■ **EXERCISE REQUIREMENTS**
Print the part of the SIRT6 and nicotinamide passage below starting with "Similarly to other" and going on through "of selected mRNAs.".

Similarly to other sirtuin members, SIRT6 expresses both an ADP-ribosyltransferase and protein deacetylase activity, although the physiological substrates for these enzymatic reactions remain to be determined ³⁷. In addition, SIRT6 is predominantly nuclear and further experiments are therefore warranted using cells of the immune system to evaluate a possible cytoplasmic location of this protein compatible with a role in translational regulation. Based on the observations reported herein, we would suggest a role for SIRT6 in a NAD-dependent, post-translational modification of a cellular substrate involved in regulation of the translational efficiency of selected mRNAs.

The present studies may also contribute to a better understanding of the in vivo pharmacological properties of NAm. NAm represents a potentially valuable pharmacological agent due to its low cost, non-proprietary status and well established safety profile in humans. The present study raises however some concern about its efficacy in vivo as an anti-inflammatory compound. Indeed, NAm represents both a feedback inhibitor of NAD-consuming reactions and an endogenous NAD precursor. As such, NAm can both inhibit and promote the enzymatic activity of NAD-requiring enzymes depending on dosage and timing of administration. Thus, while high doses of NAm in vivo inhibit TNF-α secretion when injected 1 hour before a microbial stimulus, they could in fact increase an inflammatory response at a later stage, by replenishing the intracellular NAD pool on immune cells. Collectively, these studies highlight the possible “double-edged sword” type of response induced by NAm in vivo, with both beneficial and detrimental effects on the inflammatory response depending on dose and treatment duration.

■ **RECORD SET**
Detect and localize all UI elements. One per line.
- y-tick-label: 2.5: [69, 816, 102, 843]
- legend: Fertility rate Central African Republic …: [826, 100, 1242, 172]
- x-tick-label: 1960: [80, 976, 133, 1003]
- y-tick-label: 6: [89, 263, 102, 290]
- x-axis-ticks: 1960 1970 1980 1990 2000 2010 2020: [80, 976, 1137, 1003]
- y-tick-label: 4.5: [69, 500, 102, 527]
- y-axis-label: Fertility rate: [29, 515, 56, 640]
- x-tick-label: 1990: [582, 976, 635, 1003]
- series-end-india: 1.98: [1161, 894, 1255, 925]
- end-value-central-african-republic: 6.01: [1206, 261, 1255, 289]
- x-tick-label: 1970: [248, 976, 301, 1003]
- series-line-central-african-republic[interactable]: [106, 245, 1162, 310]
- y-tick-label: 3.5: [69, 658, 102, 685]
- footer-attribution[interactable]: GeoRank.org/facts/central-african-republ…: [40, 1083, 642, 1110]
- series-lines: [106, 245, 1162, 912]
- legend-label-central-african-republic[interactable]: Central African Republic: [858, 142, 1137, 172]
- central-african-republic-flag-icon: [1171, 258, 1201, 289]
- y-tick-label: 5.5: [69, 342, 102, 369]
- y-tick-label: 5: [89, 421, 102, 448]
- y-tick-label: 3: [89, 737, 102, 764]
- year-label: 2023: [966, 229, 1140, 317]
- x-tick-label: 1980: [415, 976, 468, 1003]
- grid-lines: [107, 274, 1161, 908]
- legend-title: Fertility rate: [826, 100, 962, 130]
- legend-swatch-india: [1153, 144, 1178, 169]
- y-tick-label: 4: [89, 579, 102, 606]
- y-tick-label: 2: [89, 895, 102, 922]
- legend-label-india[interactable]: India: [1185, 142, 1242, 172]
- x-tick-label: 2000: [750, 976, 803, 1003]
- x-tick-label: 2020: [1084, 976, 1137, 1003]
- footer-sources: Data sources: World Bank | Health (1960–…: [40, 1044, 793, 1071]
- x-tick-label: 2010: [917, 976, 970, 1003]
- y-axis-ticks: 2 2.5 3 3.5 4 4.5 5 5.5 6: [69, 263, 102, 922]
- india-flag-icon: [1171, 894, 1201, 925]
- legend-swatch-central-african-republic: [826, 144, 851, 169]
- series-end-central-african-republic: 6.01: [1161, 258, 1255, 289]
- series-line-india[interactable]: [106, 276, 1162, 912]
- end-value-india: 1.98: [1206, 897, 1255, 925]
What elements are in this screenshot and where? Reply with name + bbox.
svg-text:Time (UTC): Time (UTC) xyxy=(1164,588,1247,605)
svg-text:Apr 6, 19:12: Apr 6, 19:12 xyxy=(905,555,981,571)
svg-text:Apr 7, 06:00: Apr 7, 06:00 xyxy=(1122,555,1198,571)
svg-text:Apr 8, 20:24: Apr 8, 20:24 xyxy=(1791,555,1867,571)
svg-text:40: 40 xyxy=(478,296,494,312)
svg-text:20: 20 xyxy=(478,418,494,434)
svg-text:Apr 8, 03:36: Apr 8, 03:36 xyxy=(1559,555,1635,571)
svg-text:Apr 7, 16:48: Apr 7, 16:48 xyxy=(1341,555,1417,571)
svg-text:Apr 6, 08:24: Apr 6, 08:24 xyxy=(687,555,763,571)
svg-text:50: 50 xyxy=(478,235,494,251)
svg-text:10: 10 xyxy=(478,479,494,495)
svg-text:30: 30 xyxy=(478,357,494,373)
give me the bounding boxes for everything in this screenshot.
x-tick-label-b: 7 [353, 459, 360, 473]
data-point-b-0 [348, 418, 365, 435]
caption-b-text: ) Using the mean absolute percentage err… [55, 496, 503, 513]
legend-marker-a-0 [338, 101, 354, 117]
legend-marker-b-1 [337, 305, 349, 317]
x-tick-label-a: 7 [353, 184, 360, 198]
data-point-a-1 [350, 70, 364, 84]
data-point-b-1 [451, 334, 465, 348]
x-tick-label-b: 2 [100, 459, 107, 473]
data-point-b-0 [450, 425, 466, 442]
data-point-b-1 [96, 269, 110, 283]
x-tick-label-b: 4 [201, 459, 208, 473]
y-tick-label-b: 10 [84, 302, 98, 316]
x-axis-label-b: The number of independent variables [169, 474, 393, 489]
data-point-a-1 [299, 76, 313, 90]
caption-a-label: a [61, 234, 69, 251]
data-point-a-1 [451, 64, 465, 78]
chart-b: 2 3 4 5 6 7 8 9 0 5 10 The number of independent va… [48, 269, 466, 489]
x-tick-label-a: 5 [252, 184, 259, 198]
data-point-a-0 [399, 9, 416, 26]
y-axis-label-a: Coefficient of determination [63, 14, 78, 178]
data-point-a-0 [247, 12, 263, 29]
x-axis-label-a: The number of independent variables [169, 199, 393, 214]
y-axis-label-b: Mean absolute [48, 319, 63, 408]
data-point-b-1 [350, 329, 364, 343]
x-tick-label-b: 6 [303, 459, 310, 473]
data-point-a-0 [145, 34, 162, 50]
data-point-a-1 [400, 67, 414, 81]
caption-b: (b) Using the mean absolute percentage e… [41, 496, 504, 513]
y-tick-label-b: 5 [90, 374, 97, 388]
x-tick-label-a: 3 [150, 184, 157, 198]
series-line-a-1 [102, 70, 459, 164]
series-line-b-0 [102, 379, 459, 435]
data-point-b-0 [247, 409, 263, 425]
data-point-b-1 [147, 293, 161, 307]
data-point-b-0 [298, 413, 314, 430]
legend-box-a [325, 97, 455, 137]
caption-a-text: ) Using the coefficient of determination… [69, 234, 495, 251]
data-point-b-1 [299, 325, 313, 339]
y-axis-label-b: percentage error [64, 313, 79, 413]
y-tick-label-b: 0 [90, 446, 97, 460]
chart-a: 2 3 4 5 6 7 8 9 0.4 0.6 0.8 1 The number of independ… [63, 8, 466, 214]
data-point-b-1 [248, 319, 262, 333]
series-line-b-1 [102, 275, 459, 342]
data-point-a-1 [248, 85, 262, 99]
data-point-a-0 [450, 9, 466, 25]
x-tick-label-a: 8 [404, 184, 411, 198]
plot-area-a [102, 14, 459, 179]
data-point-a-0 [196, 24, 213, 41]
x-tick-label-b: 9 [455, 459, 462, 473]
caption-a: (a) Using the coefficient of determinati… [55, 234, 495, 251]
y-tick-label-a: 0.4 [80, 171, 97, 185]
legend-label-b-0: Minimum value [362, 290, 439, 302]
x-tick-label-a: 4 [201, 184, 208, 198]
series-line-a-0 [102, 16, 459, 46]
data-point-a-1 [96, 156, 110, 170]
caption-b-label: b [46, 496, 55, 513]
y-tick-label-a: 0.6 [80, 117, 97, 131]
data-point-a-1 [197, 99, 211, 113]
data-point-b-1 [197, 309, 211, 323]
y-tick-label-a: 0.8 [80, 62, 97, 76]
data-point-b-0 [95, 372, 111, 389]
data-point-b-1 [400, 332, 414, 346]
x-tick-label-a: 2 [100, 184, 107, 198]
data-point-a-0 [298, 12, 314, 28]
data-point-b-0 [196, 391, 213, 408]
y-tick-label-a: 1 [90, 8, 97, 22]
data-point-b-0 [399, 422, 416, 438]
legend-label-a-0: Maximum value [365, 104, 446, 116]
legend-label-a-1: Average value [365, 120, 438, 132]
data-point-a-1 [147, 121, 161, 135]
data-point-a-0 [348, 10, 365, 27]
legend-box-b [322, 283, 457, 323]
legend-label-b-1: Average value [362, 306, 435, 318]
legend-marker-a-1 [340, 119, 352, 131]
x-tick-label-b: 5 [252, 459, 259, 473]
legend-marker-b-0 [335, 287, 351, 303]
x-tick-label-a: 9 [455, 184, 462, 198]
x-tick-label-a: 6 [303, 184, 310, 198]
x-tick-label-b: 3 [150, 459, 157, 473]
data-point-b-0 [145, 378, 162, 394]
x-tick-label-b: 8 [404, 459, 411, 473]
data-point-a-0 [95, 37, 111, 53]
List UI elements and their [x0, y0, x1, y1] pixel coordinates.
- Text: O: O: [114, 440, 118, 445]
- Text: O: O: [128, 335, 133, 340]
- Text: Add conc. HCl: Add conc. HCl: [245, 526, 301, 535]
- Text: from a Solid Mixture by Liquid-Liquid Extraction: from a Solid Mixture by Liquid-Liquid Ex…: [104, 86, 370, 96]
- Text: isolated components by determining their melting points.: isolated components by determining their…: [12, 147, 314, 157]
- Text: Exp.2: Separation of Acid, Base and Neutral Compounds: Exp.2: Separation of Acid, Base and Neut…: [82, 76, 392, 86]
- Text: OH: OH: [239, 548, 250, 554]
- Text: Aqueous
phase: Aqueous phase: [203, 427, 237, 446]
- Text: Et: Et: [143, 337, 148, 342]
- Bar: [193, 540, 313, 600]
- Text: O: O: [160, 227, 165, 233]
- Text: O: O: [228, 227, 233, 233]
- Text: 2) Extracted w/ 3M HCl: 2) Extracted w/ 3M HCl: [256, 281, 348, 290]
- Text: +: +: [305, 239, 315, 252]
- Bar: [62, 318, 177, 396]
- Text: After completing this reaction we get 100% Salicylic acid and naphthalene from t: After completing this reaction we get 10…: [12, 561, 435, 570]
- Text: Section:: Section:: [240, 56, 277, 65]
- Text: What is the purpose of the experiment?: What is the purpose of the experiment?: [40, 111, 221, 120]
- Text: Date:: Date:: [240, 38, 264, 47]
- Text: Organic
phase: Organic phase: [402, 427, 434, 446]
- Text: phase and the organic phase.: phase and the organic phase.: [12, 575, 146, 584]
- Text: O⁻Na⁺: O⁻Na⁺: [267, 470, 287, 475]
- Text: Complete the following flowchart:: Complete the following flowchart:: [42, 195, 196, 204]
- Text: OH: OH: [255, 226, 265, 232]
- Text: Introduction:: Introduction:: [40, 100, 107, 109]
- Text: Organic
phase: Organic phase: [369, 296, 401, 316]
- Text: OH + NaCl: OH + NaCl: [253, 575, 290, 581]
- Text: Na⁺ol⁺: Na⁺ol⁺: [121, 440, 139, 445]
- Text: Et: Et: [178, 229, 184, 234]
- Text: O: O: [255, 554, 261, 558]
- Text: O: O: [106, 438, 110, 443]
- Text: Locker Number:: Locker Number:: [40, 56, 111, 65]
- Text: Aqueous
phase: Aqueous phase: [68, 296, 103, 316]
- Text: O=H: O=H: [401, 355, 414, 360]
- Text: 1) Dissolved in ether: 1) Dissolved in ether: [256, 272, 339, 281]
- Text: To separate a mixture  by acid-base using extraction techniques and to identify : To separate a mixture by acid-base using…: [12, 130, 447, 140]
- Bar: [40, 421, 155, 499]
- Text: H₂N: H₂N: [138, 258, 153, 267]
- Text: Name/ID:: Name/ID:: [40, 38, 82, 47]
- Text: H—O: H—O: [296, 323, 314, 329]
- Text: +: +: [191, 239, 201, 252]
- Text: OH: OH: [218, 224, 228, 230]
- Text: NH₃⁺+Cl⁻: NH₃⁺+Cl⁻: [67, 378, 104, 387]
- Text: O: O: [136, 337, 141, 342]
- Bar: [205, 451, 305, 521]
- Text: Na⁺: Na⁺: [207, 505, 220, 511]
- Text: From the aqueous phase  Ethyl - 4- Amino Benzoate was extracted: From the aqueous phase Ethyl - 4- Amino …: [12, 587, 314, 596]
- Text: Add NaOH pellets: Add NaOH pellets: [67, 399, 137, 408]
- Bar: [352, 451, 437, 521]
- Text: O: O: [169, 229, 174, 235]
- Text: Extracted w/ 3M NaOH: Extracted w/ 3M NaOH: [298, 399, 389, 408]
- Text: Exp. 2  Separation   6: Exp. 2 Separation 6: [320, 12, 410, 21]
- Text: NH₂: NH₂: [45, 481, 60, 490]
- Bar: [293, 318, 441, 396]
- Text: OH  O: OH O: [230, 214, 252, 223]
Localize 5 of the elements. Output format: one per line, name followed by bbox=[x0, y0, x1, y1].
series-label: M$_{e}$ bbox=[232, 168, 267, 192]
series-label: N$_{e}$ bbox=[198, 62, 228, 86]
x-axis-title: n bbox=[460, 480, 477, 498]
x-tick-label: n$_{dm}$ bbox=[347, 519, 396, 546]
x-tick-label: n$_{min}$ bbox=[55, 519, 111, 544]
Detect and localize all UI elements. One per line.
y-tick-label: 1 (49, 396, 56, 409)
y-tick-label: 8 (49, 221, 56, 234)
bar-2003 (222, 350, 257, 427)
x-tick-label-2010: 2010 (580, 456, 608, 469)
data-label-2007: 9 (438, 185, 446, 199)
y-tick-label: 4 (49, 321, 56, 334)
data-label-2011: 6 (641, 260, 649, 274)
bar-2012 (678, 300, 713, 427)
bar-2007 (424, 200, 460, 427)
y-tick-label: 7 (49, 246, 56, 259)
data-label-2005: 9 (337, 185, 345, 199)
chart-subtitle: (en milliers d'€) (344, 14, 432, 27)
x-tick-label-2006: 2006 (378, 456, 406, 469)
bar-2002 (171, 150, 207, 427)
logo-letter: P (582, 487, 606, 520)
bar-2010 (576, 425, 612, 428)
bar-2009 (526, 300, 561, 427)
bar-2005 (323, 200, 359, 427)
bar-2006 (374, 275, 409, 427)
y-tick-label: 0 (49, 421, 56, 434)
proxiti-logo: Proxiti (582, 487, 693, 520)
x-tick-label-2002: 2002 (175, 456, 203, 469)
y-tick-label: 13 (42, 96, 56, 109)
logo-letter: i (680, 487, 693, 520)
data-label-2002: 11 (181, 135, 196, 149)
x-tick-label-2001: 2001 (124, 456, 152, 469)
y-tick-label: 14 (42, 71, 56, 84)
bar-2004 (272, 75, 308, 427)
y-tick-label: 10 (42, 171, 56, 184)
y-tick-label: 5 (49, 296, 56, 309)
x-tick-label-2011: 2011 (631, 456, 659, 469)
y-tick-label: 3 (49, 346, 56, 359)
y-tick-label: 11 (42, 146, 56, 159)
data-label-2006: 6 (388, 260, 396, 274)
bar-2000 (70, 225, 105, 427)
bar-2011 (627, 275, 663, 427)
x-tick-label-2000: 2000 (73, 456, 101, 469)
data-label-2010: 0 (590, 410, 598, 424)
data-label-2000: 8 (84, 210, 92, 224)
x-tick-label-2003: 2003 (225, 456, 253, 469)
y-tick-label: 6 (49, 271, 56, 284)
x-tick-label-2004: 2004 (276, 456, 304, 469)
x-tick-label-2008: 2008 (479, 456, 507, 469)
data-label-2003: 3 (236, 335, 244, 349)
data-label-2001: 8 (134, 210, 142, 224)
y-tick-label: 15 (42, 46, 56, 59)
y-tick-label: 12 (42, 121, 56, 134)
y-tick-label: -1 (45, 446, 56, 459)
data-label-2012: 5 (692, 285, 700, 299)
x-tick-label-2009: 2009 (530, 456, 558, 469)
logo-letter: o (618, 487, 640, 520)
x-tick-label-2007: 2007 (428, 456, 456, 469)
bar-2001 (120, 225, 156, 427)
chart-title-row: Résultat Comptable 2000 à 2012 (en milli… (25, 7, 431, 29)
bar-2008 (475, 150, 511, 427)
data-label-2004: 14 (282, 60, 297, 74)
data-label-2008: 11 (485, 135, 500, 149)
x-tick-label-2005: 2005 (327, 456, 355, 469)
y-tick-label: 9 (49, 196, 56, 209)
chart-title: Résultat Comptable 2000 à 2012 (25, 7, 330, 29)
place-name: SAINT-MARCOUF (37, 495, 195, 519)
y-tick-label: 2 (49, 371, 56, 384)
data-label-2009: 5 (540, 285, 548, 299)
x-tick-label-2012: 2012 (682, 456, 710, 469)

■ **REPLY TO THE EXERCISE**
Similarly to other sirtuin members, SIRT6 expresses both an ADP-ribosyltransferase and protein deacetylase activity, although the physiological substrates for these enzymatic reactions remain to be determined ³⁷. In addition, SIRT6 is predominantly nuclear and further experiments are therefore warranted using cells of the immune system to evaluate a possible cytoplasmic location of this protein compatible with a role in translational regulation. Based on the observations reported herein, we would suggest a role for SIRT6 in a NAD-dependent, post-translational modification of a cellular substrate involved in regulation of the translational efficiency of selected mRNAs.